» **Quoted passage**

= Beginning of Section =

Without looking at the autopsy report, one can't be sure - but I

haven't seen any information that Atkins ever had coronary artery

disease. The causes of cardiomyopathy are many. Few are diet

related and those that are usually are due to severe vitamin

deficiency. Most are due to virus infections. So it is doubtful

that Atkins' heart problems were due to his diet. (I do read,

however, that some people doing Atkins and eating a lot of saturated

fat do have increases in their lipids, and there is one lawsuit

underway where a person contends that Atkins cause his heart attack -

to prove or disprove this would require a large randomized,

controlled trial - so we'll never know).

See:

http://archives.cnn.com/2002/HEALTH/diet.fitness/04/25/atkins.diet/

and also:

http://www.cnn.com/2004/HEALTH/02/16/atkins.widow/

It's easy to think simplistically. There are many thinks other than

atherosclerosis that incapacitate and kill people. This also is

relevant in choosing the best diet.

Just because a given diet improves insulin sensitivity or lowers

certain markers of atherosclerosis, or increases HDL cholesterol, by

no means assures that that particular diet will have an overall

beneficial effect on health.

This is why the final measure of any diet is in terms of so-

called " hard outcomes " . Will this diet

a) Make you live longer?

B) Result in fewer hospitalizations?

c) Improve quality of life?

Right now people are focusing on so-called " surrogate outcomes " -

primarily weight loss and inflammatory and lipid markers in the

blood, etc., or for high blood pressure - lowering of the blood

pressure.

This is OK, but each one of these diets may conceivably be doing

something bad to the body in some other area that might counteract

the apparently good effect on these surrogate outcomes.

Just a few examples:

1) You have no muscle mass. You lose protection of " sitzfleisch "

and prolonged sitting causes damage to your pudendal and other

nerves - a form of " bicycle seat neuropathy " . You develop bladder

and bowel problems, leading to a markedly diminished quality of life.

2) You have no tissue reserves. You develop some serious medical

condition and are hospitalized. You can't eat for several weeks

because of your condition. Because you have no reserves, you

rapidly become malnourished, infected, and die.

= End of Section =

» **Exercise brief**
Please extend the passage about diets and health outcomes, beginning right after its final sentence.

Stored entries:
= Beginning of Section =

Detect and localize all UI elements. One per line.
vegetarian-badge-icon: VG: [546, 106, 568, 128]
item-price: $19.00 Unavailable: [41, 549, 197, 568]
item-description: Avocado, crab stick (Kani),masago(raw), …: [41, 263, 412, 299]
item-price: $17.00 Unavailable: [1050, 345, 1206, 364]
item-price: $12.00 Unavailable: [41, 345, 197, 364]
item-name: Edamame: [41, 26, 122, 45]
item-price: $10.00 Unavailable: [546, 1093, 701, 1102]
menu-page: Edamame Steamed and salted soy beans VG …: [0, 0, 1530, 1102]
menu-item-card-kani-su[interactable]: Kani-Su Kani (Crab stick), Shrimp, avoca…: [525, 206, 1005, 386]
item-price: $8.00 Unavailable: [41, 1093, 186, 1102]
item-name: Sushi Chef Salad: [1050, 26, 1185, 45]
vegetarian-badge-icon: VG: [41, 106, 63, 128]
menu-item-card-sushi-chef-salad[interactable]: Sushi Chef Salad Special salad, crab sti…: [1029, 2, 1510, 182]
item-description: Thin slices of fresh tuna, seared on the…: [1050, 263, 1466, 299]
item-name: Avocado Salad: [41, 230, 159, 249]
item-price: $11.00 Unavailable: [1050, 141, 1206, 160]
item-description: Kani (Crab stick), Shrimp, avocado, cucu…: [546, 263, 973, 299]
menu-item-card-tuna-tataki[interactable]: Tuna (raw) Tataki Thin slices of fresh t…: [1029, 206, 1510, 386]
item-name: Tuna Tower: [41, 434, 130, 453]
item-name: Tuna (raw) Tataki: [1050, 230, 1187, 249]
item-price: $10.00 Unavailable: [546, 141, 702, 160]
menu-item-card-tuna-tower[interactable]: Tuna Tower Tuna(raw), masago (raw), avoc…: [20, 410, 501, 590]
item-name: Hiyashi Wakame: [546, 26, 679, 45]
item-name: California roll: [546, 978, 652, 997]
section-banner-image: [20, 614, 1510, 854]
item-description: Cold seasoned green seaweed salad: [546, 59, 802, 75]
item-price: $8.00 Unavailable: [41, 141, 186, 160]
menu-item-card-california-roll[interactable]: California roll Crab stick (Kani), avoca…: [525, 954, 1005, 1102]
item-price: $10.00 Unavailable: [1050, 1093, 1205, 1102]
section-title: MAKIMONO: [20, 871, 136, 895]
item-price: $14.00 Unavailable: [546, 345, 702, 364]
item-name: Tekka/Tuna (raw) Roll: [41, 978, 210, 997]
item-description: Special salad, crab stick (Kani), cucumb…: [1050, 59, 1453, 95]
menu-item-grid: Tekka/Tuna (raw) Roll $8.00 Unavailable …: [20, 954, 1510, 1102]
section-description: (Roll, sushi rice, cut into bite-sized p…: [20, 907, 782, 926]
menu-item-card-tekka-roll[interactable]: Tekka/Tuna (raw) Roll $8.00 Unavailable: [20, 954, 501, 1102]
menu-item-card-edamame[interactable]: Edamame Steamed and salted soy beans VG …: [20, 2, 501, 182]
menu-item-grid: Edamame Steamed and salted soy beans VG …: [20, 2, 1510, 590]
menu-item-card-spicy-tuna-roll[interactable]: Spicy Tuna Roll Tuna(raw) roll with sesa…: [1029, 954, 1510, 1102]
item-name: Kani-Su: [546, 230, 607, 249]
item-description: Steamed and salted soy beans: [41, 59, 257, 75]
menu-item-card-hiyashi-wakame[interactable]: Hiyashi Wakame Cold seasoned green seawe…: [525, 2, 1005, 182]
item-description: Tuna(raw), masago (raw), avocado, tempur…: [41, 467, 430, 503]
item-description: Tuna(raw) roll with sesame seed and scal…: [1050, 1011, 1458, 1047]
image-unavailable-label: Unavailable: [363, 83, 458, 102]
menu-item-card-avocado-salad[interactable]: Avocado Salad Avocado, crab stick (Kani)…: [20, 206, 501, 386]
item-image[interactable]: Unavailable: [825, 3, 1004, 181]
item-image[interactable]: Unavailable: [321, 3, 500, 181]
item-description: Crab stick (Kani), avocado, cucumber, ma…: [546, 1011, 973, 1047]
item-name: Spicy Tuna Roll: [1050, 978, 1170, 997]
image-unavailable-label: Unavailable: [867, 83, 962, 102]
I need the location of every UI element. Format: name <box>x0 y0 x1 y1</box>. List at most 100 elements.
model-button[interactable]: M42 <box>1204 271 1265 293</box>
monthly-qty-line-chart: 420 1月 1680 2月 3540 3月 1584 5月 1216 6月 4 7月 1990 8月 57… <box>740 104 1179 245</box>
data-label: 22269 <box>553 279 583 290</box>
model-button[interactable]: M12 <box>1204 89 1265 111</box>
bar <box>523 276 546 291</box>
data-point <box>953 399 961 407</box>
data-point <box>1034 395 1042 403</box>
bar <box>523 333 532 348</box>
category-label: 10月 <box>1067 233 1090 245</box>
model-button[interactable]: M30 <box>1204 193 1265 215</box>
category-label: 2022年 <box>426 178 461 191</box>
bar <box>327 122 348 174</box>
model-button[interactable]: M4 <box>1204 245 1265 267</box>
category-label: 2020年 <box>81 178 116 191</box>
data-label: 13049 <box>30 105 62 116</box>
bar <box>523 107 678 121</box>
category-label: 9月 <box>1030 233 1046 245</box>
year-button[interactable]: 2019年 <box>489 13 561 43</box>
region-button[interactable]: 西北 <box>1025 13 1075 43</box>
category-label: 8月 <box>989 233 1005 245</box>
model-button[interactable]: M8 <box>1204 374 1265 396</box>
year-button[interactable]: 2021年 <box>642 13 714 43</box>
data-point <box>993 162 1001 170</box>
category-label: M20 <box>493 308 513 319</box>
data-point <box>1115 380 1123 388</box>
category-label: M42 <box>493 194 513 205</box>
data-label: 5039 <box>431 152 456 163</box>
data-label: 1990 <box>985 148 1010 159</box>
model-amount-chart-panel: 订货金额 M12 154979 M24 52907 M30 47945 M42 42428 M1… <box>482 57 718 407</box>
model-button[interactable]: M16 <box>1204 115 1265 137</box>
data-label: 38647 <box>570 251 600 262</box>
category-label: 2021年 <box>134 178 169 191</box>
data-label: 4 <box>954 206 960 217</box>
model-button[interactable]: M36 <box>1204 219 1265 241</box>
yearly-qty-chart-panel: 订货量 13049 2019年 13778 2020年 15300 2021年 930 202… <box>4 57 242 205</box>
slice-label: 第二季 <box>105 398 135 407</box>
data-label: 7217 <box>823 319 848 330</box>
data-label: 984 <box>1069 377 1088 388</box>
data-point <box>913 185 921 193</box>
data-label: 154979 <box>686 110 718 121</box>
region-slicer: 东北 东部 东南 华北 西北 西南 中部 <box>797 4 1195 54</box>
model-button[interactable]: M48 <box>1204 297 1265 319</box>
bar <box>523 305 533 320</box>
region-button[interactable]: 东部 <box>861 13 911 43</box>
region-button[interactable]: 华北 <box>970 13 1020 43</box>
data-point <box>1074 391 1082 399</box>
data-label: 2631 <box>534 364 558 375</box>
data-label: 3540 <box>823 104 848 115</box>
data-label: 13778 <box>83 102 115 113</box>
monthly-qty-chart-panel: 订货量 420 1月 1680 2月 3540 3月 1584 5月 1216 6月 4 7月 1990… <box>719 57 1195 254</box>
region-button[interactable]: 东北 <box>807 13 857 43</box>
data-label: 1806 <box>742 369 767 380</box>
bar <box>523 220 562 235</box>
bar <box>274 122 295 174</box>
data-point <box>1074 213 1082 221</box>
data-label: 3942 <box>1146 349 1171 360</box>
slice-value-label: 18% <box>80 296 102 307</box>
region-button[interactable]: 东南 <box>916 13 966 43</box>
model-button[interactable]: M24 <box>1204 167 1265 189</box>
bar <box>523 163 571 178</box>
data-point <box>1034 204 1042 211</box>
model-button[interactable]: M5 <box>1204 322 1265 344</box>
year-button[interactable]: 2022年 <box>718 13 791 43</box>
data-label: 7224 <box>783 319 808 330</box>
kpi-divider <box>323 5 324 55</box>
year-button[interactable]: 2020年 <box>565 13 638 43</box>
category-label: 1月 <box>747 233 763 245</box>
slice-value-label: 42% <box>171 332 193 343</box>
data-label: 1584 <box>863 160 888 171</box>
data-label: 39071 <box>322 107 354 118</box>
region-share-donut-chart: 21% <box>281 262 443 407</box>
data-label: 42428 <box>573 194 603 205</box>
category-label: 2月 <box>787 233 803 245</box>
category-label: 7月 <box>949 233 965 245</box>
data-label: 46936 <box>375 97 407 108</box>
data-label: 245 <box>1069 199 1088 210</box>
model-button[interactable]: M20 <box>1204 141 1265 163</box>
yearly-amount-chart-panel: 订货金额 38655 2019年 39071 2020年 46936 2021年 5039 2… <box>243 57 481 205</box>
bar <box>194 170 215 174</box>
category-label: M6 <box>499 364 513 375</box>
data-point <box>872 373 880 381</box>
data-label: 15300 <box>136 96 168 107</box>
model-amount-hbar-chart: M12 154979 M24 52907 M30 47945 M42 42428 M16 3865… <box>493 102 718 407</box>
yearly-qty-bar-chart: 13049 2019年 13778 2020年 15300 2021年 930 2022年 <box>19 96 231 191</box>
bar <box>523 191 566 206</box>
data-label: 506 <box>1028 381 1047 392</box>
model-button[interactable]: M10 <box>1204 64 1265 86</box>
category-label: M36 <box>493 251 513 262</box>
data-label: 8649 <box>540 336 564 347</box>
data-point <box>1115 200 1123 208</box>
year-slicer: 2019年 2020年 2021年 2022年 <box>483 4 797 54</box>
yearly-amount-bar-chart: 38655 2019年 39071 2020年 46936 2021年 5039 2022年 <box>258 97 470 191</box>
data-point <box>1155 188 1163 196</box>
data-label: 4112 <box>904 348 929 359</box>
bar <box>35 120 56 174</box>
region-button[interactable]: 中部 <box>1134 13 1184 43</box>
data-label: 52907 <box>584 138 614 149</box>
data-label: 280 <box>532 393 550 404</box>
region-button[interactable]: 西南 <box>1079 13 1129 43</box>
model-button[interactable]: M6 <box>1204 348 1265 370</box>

= End of Section =

» **Response**
3) You develop osteoporosis. At age 85 you fall on the sidewalk and

break your hip. You die in the hospital due to complications of hip

surgery.

4) Your spouse gets tired of your obsessive eating habits. He or

she feels unloved because you don't eat the food they prepare. Your

spouse divorces you. Divorced people have a much lower life

expectancy than married people.

5) You and your fat friend are on a sailing trip in the Caribbean.

Your boat capsizes and you are in the water for 18 hours until being

rescued. After 18 hours your fat friend is plucked out of the water

by the Coast Guard. You die of hypothermia after the initial 6

hours of being in the water (I think this is a paraphrase of a story

that actually happened).

I'm just speaking generally here - philosophizing, and not talking

about any one diet in particular. So we need to take a broad look

at these diets in general.

Unfortunately, no hard outcome studies have been done yet in humans

using a prospective, randomized design, that I know of. I believe

some such studies now are underway. The problem is, that such

studies usually require thousands of patients to show a difference

in death rate.

Anyway, not that I'm pro or against Atkins, but the facts appear to

be that (1) he had cardiomyopathy, and not atherosclerosis, (2) he

was never obese, as his admission hospital record showed a weight of

197 lbs which for his height was quite appropriate, and (3) these

massive weight gains in hospital ICU patients happen all the time -

they are " iatrogenic " - due to IV fluid administration, and have

nothing to do with metabolism or diet or carbs.